(Collected data entries)

▶

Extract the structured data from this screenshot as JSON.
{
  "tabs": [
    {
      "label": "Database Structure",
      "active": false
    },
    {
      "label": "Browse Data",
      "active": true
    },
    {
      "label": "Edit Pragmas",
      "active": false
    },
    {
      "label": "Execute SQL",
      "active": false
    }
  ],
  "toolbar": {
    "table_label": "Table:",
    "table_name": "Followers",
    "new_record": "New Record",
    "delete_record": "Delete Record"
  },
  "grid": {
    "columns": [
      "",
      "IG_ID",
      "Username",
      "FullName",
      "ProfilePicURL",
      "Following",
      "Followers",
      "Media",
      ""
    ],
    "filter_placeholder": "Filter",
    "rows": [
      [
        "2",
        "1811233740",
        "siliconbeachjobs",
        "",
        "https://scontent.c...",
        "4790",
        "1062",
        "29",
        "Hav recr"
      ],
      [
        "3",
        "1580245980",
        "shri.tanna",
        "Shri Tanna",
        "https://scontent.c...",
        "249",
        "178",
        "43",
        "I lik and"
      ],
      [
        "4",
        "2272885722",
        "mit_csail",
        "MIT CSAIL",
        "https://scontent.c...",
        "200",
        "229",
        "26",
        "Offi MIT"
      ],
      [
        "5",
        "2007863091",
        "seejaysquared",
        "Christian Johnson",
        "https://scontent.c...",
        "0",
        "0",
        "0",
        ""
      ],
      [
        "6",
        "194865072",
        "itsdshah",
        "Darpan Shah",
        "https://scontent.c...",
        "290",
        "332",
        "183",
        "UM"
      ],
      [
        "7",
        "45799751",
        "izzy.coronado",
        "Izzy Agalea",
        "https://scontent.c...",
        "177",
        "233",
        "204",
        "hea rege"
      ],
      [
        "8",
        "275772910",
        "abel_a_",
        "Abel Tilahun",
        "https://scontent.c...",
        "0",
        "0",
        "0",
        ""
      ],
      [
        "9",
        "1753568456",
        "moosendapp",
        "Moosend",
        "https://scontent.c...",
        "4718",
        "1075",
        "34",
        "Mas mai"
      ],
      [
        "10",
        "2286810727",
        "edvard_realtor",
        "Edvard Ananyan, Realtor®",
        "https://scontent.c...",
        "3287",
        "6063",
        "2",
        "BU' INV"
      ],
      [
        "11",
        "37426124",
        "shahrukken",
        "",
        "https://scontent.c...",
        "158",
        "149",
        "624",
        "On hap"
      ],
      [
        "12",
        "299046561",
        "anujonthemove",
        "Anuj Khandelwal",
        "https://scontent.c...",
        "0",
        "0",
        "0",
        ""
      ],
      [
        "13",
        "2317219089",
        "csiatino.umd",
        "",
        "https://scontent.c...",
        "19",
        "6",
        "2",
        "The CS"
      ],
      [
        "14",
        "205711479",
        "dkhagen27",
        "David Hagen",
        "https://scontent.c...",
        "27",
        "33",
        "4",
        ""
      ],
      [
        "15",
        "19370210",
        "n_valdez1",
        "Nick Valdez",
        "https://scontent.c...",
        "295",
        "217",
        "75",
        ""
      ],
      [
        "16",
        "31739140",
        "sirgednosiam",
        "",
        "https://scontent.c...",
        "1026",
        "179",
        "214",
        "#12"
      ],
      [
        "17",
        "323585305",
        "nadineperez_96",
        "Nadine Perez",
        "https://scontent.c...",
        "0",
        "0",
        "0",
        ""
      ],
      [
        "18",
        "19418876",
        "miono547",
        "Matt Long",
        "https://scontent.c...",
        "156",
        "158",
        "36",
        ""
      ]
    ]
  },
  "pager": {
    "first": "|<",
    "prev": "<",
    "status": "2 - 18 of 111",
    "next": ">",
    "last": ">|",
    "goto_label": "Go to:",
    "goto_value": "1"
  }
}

◀

Extract every line above exactly as it stands.

● Solution to this exercise
Extract the structured data from this screenshot as JSON.
{
  "tabs": [
    {
      "label": "Database Structure",
      "active": false
    },
    {
      "label": "Browse Data",
      "active": true
    },
    {
      "label": "Edit Pragmas",
      "active": false
    },
    {
      "label": "Execute SQL",
      "active": false
    }
  ],
  "toolbar": {
    "table_label": "Table:",
    "table_name": "Followers",
    "new_record": "New Record",
    "delete_record": "Delete Record"
  },
  "grid": {
    "columns": [
      "",
      "IG_ID",
      "Username",
      "FullName",
      "ProfilePicURL",
      "Following",
      "Followers",
      "Media",
      ""
    ],
    "filter_placeholder": "Filter",
    "rows": [
      [
        "2",
        "1811233740",
        "siliconbeachjobs",
        "",
        "https://scontent.c...",
        "4790",
        "1062",
        "29",
        "Hav recr"
      ],
      [
        "3",
        "1580245980",
        "shri.tanna",
        "Shri Tanna",
        "https://scontent.c...",
        "249",
        "178",
        "43",
        "I lik and"
      ],
      [
        "4",
        "2272885722",
        "mit_csail",
        "MIT CSAIL",
        "https://scontent.c...",
        "200",
        "229",
        "26",
        "Offi MIT"
      ],
      [
        "5",
        "2007863091",
        "seejaysquared",
        "Christian Johnson",
        "https://scontent.c...",
        "0",
        "0",
        "0",
        ""
      ],
      [
        "6",
        "194865072",
        "itsdshah",
        "Darpan Shah",
        "https://scontent.c...",
        "290",
        "332",
        "183",
        "UM"
      ],
      [
        "7",
        "45799751",
        "izzy.coronado",
        "Izzy Agalea",
        "https://scontent.c...",
        "177",
        "233",
        "204",
        "hea rege"
      ],
      [
        "8",
        "275772910",
        "abel_a_",
        "Abel Tilahun",
        "https://scontent.c...",
        "0",
        "0",
        "0",
        ""
      ],
      [
        "9",
        "1753568456",
        "moosendapp",
        "Moosend",
        "https://scontent.c...",
        "4718",
        "1075",
        "34",
        "Mas mai"
      ],
      [
        "10",
        "2286810727",
        "edvard_realtor",
        "Edvard Ananyan, Realtor®",
        "https://scontent.c...",
        "3287",
        "6063",
        "2",
        "BU' INV"
      ],
      [
        "11",
        "37426124",
        "shahrukken",
        "",
        "https://scontent.c...",
        "158",
        "149",
        "624",
        "On hap"
      ],
      [
        "12",
        "299046561",
        "anujonthemove",
        "Anuj Khandelwal",
        "https://scontent.c...",
        "0",
        "0",
        "0",
        ""
      ],
      [
        "13",
        "2317219089",
        "csiatino.umd",
        "",
        "https://scontent.c...",
        "19",
        "6",
        "2",
        "The CS"
      ],
      [
        "14",
        "205711479",
        "dkhagen27",
        "David Hagen",
        "https://scontent.c...",
        "27",
        "33",
        "4",
        ""
      ],
      [
        "15",
        "19370210",
        "n_valdez1",
        "Nick Valdez",
        "https://scontent.c...",
        "295",
        "217",
        "75",
        ""
      ],
      [
        "16",
        "31739140",
        "sirgednosiam",
        "",
        "https://scontent.c...",
        "1026",
        "179",
        "214",
        "#12"
      ],
      [
        "17",
        "323585305",
        "nadineperez_96",
        "Nadine Perez",
        "https://scontent.c...",
        "0",
        "0",
        "0",
        ""
      ],
      [
        "18",
        "19418876",
        "miono547",
        "Matt Long",
        "https://scontent.c...",
        "156",
        "158",
        "36",
        ""
      ]
    ]
  },
  "pager": {
    "first": "|<",
    "prev": "<",
    "status": "2 - 18 of 111",
    "next": ">",
    "last": ">|",
    "goto_label": "Go to:",
    "goto_value": "1"
  }
}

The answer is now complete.